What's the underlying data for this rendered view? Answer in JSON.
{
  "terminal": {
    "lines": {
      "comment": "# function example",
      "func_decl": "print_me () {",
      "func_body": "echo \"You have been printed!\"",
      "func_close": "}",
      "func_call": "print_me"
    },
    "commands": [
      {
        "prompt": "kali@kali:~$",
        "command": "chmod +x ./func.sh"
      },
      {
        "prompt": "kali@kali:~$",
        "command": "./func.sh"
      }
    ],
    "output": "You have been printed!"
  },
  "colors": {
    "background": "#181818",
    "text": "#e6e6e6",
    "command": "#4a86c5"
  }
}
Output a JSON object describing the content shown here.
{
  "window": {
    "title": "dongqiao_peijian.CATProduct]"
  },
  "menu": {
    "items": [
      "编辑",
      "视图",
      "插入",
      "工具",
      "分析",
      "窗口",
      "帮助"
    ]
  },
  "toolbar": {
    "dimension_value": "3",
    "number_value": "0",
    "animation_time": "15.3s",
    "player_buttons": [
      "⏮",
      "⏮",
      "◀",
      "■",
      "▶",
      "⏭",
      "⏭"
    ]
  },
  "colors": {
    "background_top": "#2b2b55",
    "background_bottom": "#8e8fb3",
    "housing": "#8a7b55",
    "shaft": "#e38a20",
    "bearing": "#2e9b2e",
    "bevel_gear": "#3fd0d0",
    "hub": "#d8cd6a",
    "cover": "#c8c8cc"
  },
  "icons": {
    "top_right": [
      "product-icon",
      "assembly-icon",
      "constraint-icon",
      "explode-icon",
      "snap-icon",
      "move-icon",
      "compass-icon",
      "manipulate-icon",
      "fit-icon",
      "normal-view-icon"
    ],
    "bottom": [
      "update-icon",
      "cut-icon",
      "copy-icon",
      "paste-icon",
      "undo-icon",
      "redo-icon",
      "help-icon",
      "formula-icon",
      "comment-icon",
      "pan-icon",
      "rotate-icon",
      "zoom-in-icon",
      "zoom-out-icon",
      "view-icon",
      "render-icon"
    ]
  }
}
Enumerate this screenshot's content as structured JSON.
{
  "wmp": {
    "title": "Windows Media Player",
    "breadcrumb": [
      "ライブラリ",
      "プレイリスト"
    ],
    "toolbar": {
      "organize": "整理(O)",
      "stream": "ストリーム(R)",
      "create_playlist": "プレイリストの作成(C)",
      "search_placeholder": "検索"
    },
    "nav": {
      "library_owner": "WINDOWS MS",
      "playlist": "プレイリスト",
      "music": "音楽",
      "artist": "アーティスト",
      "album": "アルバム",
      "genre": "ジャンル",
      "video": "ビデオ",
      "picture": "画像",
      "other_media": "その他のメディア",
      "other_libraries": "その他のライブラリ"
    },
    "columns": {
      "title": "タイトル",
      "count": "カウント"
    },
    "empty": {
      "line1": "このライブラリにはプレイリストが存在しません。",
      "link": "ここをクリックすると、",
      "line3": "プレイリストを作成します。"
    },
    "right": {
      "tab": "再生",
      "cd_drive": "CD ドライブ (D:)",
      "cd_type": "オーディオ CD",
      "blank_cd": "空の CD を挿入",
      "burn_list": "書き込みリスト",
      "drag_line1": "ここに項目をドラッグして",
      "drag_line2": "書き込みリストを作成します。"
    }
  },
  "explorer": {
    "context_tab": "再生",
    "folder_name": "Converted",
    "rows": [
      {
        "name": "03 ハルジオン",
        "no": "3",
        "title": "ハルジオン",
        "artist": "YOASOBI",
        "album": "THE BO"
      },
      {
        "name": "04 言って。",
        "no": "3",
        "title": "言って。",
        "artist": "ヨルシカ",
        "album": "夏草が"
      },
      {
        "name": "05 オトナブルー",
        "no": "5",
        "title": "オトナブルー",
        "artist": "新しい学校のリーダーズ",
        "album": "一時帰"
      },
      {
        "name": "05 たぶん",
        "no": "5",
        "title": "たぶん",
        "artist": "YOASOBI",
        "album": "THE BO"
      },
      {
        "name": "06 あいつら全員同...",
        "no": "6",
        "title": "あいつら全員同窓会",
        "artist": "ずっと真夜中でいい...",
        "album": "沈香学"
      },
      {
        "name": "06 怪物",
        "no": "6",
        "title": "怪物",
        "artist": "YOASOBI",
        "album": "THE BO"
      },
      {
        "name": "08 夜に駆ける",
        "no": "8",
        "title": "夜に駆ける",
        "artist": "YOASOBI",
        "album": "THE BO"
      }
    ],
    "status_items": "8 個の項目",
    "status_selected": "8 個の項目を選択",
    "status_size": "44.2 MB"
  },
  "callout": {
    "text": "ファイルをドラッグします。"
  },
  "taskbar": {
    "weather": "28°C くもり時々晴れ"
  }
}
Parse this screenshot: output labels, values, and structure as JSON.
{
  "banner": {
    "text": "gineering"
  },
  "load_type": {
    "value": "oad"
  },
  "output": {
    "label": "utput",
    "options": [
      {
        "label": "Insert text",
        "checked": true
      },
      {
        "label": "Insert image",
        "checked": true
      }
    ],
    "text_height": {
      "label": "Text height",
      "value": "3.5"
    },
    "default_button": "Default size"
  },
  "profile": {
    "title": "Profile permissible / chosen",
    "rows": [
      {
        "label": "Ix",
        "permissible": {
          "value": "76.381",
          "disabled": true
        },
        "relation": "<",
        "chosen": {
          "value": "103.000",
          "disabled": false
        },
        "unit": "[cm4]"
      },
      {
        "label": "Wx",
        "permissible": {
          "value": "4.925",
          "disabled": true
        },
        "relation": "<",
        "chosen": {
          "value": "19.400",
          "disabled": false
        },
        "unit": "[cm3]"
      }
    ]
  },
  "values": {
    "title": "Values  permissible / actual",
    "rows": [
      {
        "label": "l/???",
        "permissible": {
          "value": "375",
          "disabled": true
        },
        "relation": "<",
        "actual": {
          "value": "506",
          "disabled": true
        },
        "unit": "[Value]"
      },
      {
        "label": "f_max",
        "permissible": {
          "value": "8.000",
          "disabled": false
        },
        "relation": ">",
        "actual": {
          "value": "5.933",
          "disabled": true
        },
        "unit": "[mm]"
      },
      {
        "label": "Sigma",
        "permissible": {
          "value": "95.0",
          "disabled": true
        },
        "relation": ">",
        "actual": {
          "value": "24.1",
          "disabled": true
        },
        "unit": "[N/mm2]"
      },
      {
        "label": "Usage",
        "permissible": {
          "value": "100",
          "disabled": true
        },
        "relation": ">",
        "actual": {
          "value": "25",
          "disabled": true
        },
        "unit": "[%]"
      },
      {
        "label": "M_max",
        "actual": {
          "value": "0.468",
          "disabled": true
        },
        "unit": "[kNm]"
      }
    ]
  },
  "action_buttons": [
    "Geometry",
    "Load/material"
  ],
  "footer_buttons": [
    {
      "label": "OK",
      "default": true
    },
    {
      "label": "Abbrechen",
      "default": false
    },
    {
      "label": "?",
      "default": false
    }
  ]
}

++++++++++++++++++++

• **WORK REQUIRED**:
Copy out the material above in its entirety. Every detail must match.

• **OUTPUT OF THE EXERCISE**:
What's the underlying data for this rendered view? Answer in JSON.
{
  "terminal": {
    "lines": {
      "comment": "# function example",
      "func_decl": "print_me () {",
      "func_body": "echo \"You have been printed!\"",
      "func_close": "}",
      "func_call": "print_me"
    },
    "commands": [
      {
        "prompt": "kali@kali:~$",
        "command": "chmod +x ./func.sh"
      },
      {
        "prompt": "kali@kali:~$",
        "command": "./func.sh"
      }
    ],
    "output": "You have been printed!"
  },
  "colors": {
    "background": "#181818",
    "text": "#e6e6e6",
    "command": "#4a86c5"
  }
}
Output a JSON object describing the content shown here.
{
  "window": {
    "title": "dongqiao_peijian.CATProduct]"
  },
  "menu": {
    "items": [
      "编辑",
      "视图",
      "插入",
      "工具",
      "分析",
      "窗口",
      "帮助"
    ]
  },
  "toolbar": {
    "dimension_value": "3",
    "number_value": "0",
    "animation_time": "15.3s",
    "player_buttons": [
      "⏮",
      "⏮",
      "◀",
      "■",
      "▶",
      "⏭",
      "⏭"
    ]
  },
  "colors": {
    "background_top": "#2b2b55",
    "background_bottom": "#8e8fb3",
    "housing": "#8a7b55",
    "shaft": "#e38a20",
    "bearing": "#2e9b2e",
    "bevel_gear": "#3fd0d0",
    "hub": "#d8cd6a",
    "cover": "#c8c8cc"
  },
  "icons": {
    "top_right": [
      "product-icon",
      "assembly-icon",
      "constraint-icon",
      "explode-icon",
      "snap-icon",
      "move-icon",
      "compass-icon",
      "manipulate-icon",
      "fit-icon",
      "normal-view-icon"
    ],
    "bottom": [
      "update-icon",
      "cut-icon",
      "copy-icon",
      "paste-icon",
      "undo-icon",
      "redo-icon",
      "help-icon",
      "formula-icon",
      "comment-icon",
      "pan-icon",
      "rotate-icon",
      "zoom-in-icon",
      "zoom-out-icon",
      "view-icon",
      "render-icon"
    ]
  }
}
Enumerate this screenshot's content as structured JSON.
{
  "wmp": {
    "title": "Windows Media Player",
    "breadcrumb": [
      "ライブラリ",
      "プレイリスト"
    ],
    "toolbar": {
      "organize": "整理(O)",
      "stream": "ストリーム(R)",
      "create_playlist": "プレイリストの作成(C)",
      "search_placeholder": "検索"
    },
    "nav": {
      "library_owner": "WINDOWS MS",
      "playlist": "プレイリスト",
      "music": "音楽",
      "artist": "アーティスト",
      "album": "アルバム",
      "genre": "ジャンル",
      "video": "ビデオ",
      "picture": "画像",
      "other_media": "その他のメディア",
      "other_libraries": "その他のライブラリ"
    },
    "columns": {
      "title": "タイトル",
      "count": "カウント"
    },
    "empty": {
      "line1": "このライブラリにはプレイリストが存在しません。",
      "link": "ここをクリックすると、",
      "line3": "プレイリストを作成します。"
    },
    "right": {
      "tab": "再生",
      "cd_drive": "CD ドライブ (D:)",
      "cd_type": "オーディオ CD",
      "blank_cd": "空の CD を挿入",
      "burn_list": "書き込みリスト",
      "drag_line1": "ここに項目をドラッグして",
      "drag_line2": "書き込みリストを作成します。"
    }
  },
  "explorer": {
    "context_tab": "再生",
    "folder_name": "Converted",
    "rows": [
      {
        "name": "03 ハルジオン",
        "no": "3",
        "title": "ハルジオン",
        "artist": "YOASOBI",
        "album": "THE BO"
      },
      {
        "name": "04 言って。",
        "no": "3",
        "title": "言って。",
        "artist": "ヨルシカ",
        "album": "夏草が"
      },
      {
        "name": "05 オトナブルー",
        "no": "5",
        "title": "オトナブルー",
        "artist": "新しい学校のリーダーズ",
        "album": "一時帰"
      },
      {
        "name": "05 たぶん",
        "no": "5",
        "title": "たぶん",
        "artist": "YOASOBI",
        "album": "THE BO"
      },
      {
        "name": "06 あいつら全員同...",
        "no": "6",
        "title": "あいつら全員同窓会",
        "artist": "ずっと真夜中でいい...",
        "album": "沈香学"
      },
      {
        "name": "06 怪物",
        "no": "6",
        "title": "怪物",
        "artist": "YOASOBI",
        "album": "THE BO"
      },
      {
        "name": "08 夜に駆ける",
        "no": "8",
        "title": "夜に駆ける",
        "artist": "YOASOBI",
        "album": "THE BO"
      }
    ],
    "status_items": "8 個の項目",
    "status_selected": "8 個の項目を選択",
    "status_size": "44.2 MB"
  },
  "callout": {
    "text": "ファイルをドラッグします。"
  },
  "taskbar": {
    "weather": "28°C くもり時々晴れ"
  }
}
Parse this screenshot: output labels, values, and structure as JSON.
{
  "banner": {
    "text": "gineering"
  },
  "load_type": {
    "value": "oad"
  },
  "output": {
    "label": "utput",
    "options": [
      {
        "label": "Insert text",
        "checked": true
      },
      {
        "label": "Insert image",
        "checked": true
      }
    ],
    "text_height": {
      "label": "Text height",
      "value": "3.5"
    },
    "default_button": "Default size"
  },
  "profile": {
    "title": "Profile permissible / chosen",
    "rows": [
      {
        "label": "Ix",
        "permissible": {
          "value": "76.381",
          "disabled": true
        },
        "relation": "<",
        "chosen": {
          "value": "103.000",
          "disabled": false
        },
        "unit": "[cm4]"
      },
      {
        "label": "Wx",
        "permissible": {
          "value": "4.925",
          "disabled": true
        },
        "relation": "<",
        "chosen": {
          "value": "19.400",
          "disabled": false
        },
        "unit": "[cm3]"
      }
    ]
  },
  "values": {
    "title": "Values  permissible / actual",
    "rows": [
      {
        "label": "l/???",
        "permissible": {
          "value": "375",
          "disabled": true
        },
        "relation": "<",
        "actual": {
          "value": "506",
          "disabled": true
        },
        "unit": "[Value]"
      },
      {
        "label": "f_max",
        "permissible": {
          "value": "8.000",
          "disabled": false
        },
        "relation": ">",
        "actual": {
          "value": "5.933",
          "disabled": true
        },
        "unit": "[mm]"
      },
      {
        "label": "Sigma",
        "permissible": {
          "value": "95.0",
          "disabled": true
        },
        "relation": ">",
        "actual": {
          "value": "24.1",
          "disabled": true
        },
        "unit": "[N/mm2]"
      },
      {
        "label": "Usage",
        "permissible": {
          "value": "100",
          "disabled": true
        },
        "relation": ">",
        "actual": {
          "value": "25",
          "disabled": true
        },
        "unit": "[%]"
      },
      {
        "label": "M_max",
        "actual": {
          "value": "0.468",
          "disabled": true
        },
        "unit": "[kNm]"
      }
    ]
  },
  "action_buttons": [
    "Geometry",
    "Load/material"
  ],
  "footer_buttons": [
    {
      "label": "OK",
      "default": true
    },
    {
      "label": "Abbrechen",
      "default": false
    },
    {
      "label": "?",
      "default": false
    }
  ]
}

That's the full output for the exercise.